Challenge - Omit all images, then return the remaining material exactly as it stands.

Supplied material -
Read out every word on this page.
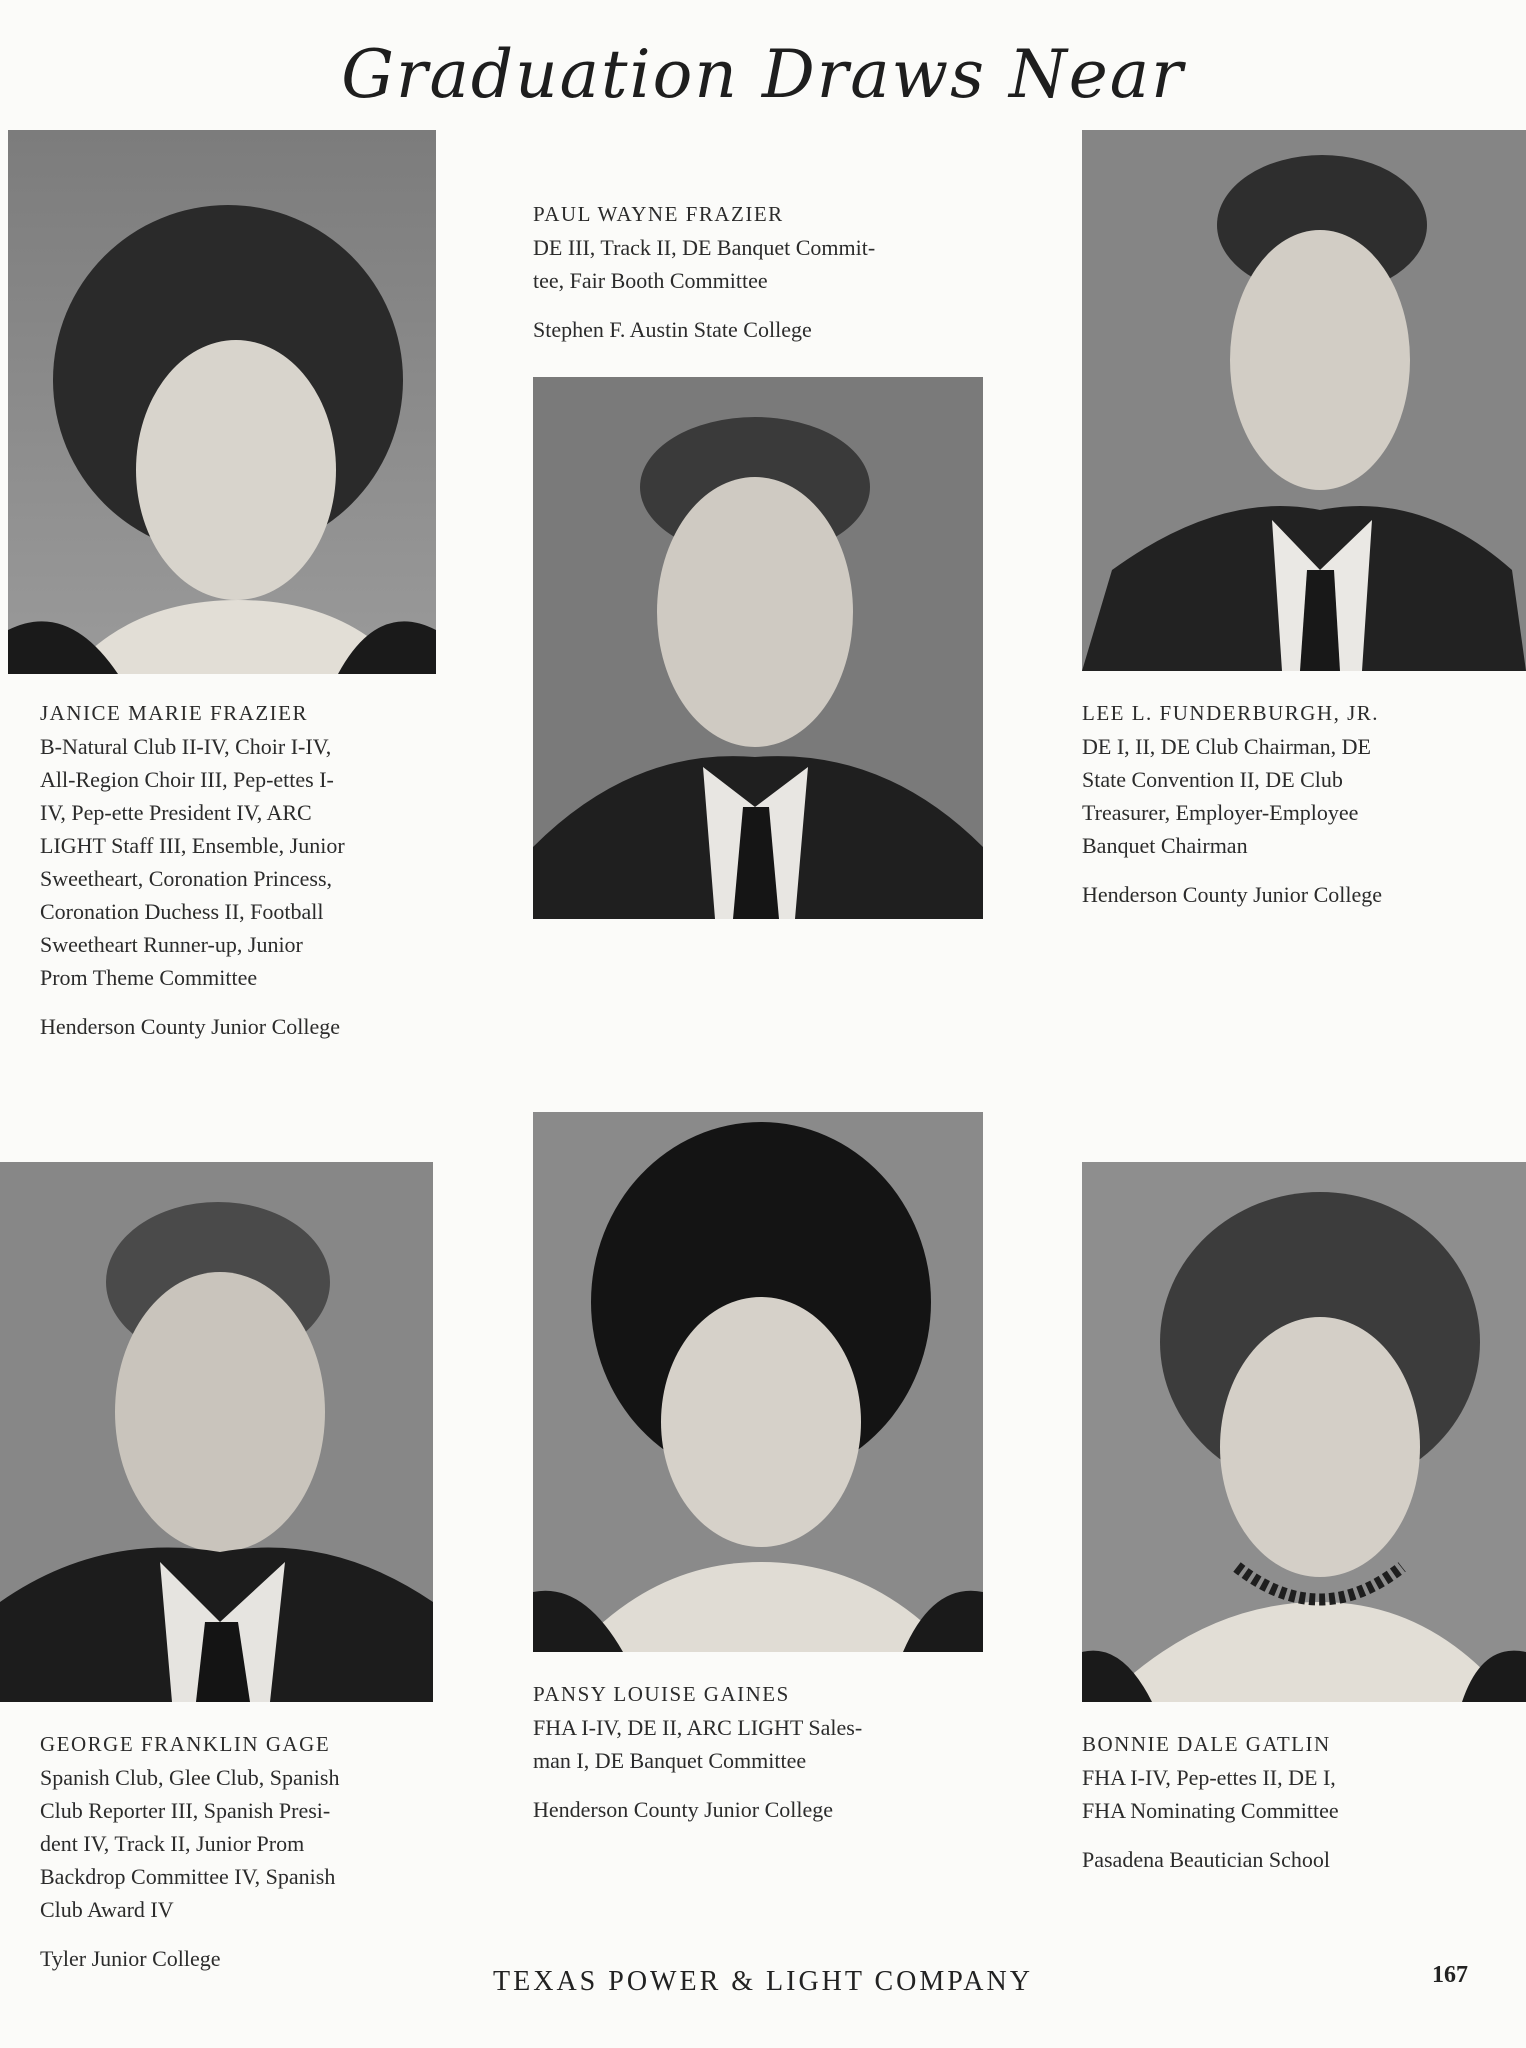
Graduation Draws Near
PAUL WAYNE FRAZIER
DE III, Track II, DE Banquet Commit-
tee, Fair Booth Committee
Stephen F. Austin State College
JANICE MARIE FRAZIER
B-Natural Club II-IV, Choir I-IV,
All-Region Choir III, Pep-ettes I-
IV, Pep-ette President IV, ARC
LIGHT Staff III, Ensemble, Junior
Sweetheart, Coronation Princess,
Coronation Duchess II, Football
Sweetheart Runner-up, Junior
Prom Theme Committee
Henderson County Junior College
LEE L. FUNDERBURGH, JR.
DE I, II, DE Club Chairman, DE
State Convention II, DE Club
Treasurer, Employer-Employee
Banquet Chairman
Henderson County Junior College
GEORGE FRANKLIN GAGE
Spanish Club, Glee Club, Spanish
Club Reporter III, Spanish Presi-
dent IV, Track II, Junior Prom
Backdrop Committee IV, Spanish
Club Award IV
Tyler Junior College
PANSY LOUISE GAINES
FHA I-IV, DE II, ARC LIGHT Sales-
man I, DE Banquet Committee
Henderson County Junior College
BONNIE DALE GATLIN
FHA I-IV, Pep-ettes II, DE I,
FHA Nominating Committee
Pasadena Beautician School
TEXAS POWER & LIGHT COMPANY	167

Output of the exercise -
Read out every word on this page.
Graduation Draws Near
PAUL WAYNE FRAZIER
DE III, Track II, DE Banquet Commit-
tee, Fair Booth Committee
Stephen F. Austin State College
JANICE MARIE FRAZIER
B-Natural Club II-IV, Choir I-IV,
All-Region Choir III, Pep-ettes I-
IV, Pep-ette President IV, ARC
LIGHT Staff III, Ensemble, Junior
Sweetheart, Coronation Princess,
Coronation Duchess II, Football
Sweetheart Runner-up, Junior
Prom Theme Committee
Henderson County Junior College
LEE L. FUNDERBURGH, JR.
DE I, II, DE Club Chairman, DE
State Convention II, DE Club
Treasurer, Employer-Employee
Banquet Chairman
Henderson County Junior College
GEORGE FRANKLIN GAGE
Spanish Club, Glee Club, Spanish
Club Reporter III, Spanish Presi-
dent IV, Track II, Junior Prom
Backdrop Committee IV, Spanish
Club Award IV
Tyler Junior College
PANSY LOUISE GAINES
FHA I-IV, DE II, ARC LIGHT Sales-
man I, DE Banquet Committee
Henderson County Junior College
BONNIE DALE GATLIN
FHA I-IV, Pep-ettes II, DE I,
FHA Nominating Committee
Pasadena Beautician School
TEXAS POWER & LIGHT COMPANY	167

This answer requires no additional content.